+++ Exercise data
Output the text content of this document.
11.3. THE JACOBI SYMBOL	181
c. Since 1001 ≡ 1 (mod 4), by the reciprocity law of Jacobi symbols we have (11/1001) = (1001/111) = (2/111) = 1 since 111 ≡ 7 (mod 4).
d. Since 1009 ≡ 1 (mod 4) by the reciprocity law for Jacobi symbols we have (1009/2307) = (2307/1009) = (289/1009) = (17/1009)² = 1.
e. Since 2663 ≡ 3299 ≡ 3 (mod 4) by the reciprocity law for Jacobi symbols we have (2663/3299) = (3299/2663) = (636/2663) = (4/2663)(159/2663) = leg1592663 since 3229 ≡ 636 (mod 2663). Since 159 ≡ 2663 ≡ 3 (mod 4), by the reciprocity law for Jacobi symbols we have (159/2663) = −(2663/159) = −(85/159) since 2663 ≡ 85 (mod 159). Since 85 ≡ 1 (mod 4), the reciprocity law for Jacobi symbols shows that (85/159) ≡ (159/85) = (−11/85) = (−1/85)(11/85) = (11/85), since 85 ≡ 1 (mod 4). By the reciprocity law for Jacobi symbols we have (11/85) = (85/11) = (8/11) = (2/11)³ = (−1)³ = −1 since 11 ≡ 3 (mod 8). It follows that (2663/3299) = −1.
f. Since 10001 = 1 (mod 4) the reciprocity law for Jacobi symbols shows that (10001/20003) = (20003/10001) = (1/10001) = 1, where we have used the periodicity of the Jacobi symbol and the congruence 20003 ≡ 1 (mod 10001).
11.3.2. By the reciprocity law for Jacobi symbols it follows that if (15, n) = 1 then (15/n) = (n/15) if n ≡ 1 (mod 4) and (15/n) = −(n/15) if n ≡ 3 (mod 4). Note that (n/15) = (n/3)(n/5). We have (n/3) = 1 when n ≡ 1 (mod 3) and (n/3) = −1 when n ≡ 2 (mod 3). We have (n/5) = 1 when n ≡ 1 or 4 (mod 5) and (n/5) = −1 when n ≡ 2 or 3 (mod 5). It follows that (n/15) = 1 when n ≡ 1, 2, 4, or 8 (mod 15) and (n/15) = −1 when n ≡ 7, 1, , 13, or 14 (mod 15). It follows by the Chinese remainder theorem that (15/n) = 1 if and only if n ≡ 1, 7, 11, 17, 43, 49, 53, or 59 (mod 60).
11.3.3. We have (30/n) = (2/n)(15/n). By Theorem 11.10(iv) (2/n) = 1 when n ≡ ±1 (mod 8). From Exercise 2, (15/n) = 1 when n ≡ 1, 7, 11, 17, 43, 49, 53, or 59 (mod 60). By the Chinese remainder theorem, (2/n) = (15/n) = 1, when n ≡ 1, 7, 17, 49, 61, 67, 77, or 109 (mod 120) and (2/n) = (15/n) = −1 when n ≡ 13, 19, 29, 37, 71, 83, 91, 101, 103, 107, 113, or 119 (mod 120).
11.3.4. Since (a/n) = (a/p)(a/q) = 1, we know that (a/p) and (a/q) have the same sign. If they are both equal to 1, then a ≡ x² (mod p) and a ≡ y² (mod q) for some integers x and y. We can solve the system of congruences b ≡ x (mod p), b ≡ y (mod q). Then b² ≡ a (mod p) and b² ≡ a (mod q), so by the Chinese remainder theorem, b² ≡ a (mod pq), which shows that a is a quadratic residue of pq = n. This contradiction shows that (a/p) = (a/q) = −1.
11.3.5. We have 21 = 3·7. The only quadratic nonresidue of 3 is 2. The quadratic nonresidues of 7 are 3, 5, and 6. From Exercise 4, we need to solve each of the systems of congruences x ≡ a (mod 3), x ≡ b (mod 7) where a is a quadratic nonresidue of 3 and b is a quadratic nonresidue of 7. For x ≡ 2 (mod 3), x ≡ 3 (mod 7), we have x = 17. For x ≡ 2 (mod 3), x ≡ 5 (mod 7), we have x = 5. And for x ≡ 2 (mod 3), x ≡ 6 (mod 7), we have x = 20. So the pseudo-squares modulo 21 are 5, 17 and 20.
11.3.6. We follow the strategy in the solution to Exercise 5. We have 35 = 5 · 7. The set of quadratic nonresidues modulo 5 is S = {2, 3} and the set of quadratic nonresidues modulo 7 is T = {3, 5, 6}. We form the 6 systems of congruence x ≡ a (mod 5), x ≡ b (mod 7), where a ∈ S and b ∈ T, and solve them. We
++++++
◆ **Stated exercise**
Copy out each line exactly as written.

◆ **Exercise answer**
Output the text content of this document.
11.3. THE JACOBI SYMBOL	181
c. Since 1001 ≡ 1 (mod 4), by the reciprocity law of Jacobi symbols we have (11/1001) = (1001/111) = (2/111) = 1 since 111 ≡ 7 (mod 4).
d. Since 1009 ≡ 1 (mod 4) by the reciprocity law for Jacobi symbols we have (1009/2307) = (2307/1009) = (289/1009) = (17/1009)² = 1.
e. Since 2663 ≡ 3299 ≡ 3 (mod 4) by the reciprocity law for Jacobi symbols we have (2663/3299) = (3299/2663) = (636/2663) = (4/2663)(159/2663) = leg1592663 since 3229 ≡ 636 (mod 2663). Since 159 ≡ 2663 ≡ 3 (mod 4), by the reciprocity law for Jacobi symbols we have (159/2663) = −(2663/159) = −(85/159) since 2663 ≡ 85 (mod 159). Since 85 ≡ 1 (mod 4), the reciprocity law for Jacobi symbols shows that (85/159) ≡ (159/85) = (−11/85) = (−1/85)(11/85) = (11/85), since 85 ≡ 1 (mod 4). By the reciprocity law for Jacobi symbols we have (11/85) = (85/11) = (8/11) = (2/11)³ = (−1)³ = −1 since 11 ≡ 3 (mod 8). It follows that (2663/3299) = −1.
f. Since 10001 = 1 (mod 4) the reciprocity law for Jacobi symbols shows that (10001/20003) = (20003/10001) = (1/10001) = 1, where we have used the periodicity of the Jacobi symbol and the congruence 20003 ≡ 1 (mod 10001).
11.3.2. By the reciprocity law for Jacobi symbols it follows that if (15, n) = 1 then (15/n) = (n/15) if n ≡ 1 (mod 4) and (15/n) = −(n/15) if n ≡ 3 (mod 4). Note that (n/15) = (n/3)(n/5). We have (n/3) = 1 when n ≡ 1 (mod 3) and (n/3) = −1 when n ≡ 2 (mod 3). We have (n/5) = 1 when n ≡ 1 or 4 (mod 5) and (n/5) = −1 when n ≡ 2 or 3 (mod 5). It follows that (n/15) = 1 when n ≡ 1, 2, 4, or 8 (mod 15) and (n/15) = −1 when n ≡ 7, 1, , 13, or 14 (mod 15). It follows by the Chinese remainder theorem that (15/n) = 1 if and only if n ≡ 1, 7, 11, 17, 43, 49, 53, or 59 (mod 60).
11.3.3. We have (30/n) = (2/n)(15/n). By Theorem 11.10(iv) (2/n) = 1 when n ≡ ±1 (mod 8). From Exercise 2, (15/n) = 1 when n ≡ 1, 7, 11, 17, 43, 49, 53, or 59 (mod 60). By the Chinese remainder theorem, (2/n) = (15/n) = 1, when n ≡ 1, 7, 17, 49, 61, 67, 77, or 109 (mod 120) and (2/n) = (15/n) = −1 when n ≡ 13, 19, 29, 37, 71, 83, 91, 101, 103, 107, 113, or 119 (mod 120).
11.3.4. Since (a/n) = (a/p)(a/q) = 1, we know that (a/p) and (a/q) have the same sign. If they are both equal to 1, then a ≡ x² (mod p) and a ≡ y² (mod q) for some integers x and y. We can solve the system of congruences b ≡ x (mod p), b ≡ y (mod q). Then b² ≡ a (mod p) and b² ≡ a (mod q), so by the Chinese remainder theorem, b² ≡ a (mod pq), which shows that a is a quadratic residue of pq = n. This contradiction shows that (a/p) = (a/q) = −1.
11.3.5. We have 21 = 3·7. The only quadratic nonresidue of 3 is 2. The quadratic nonresidues of 7 are 3, 5, and 6. From Exercise 4, we need to solve each of the systems of congruences x ≡ a (mod 3), x ≡ b (mod 7) where a is a quadratic nonresidue of 3 and b is a quadratic nonresidue of 7. For x ≡ 2 (mod 3), x ≡ 3 (mod 7), we have x = 17. For x ≡ 2 (mod 3), x ≡ 5 (mod 7), we have x = 5. And for x ≡ 2 (mod 3), x ≡ 6 (mod 7), we have x = 20. So the pseudo-squares modulo 21 are 5, 17 and 20.
11.3.6. We follow the strategy in the solution to Exercise 5. We have 35 = 5 · 7. The set of quadratic nonresidues modulo 5 is S = {2, 3} and the set of quadratic nonresidues modulo 7 is T = {3, 5, 6}. We form the 6 systems of congruence x ≡ a (mod 5), x ≡ b (mod 7), where a ∈ S and b ∈ T, and solve them. We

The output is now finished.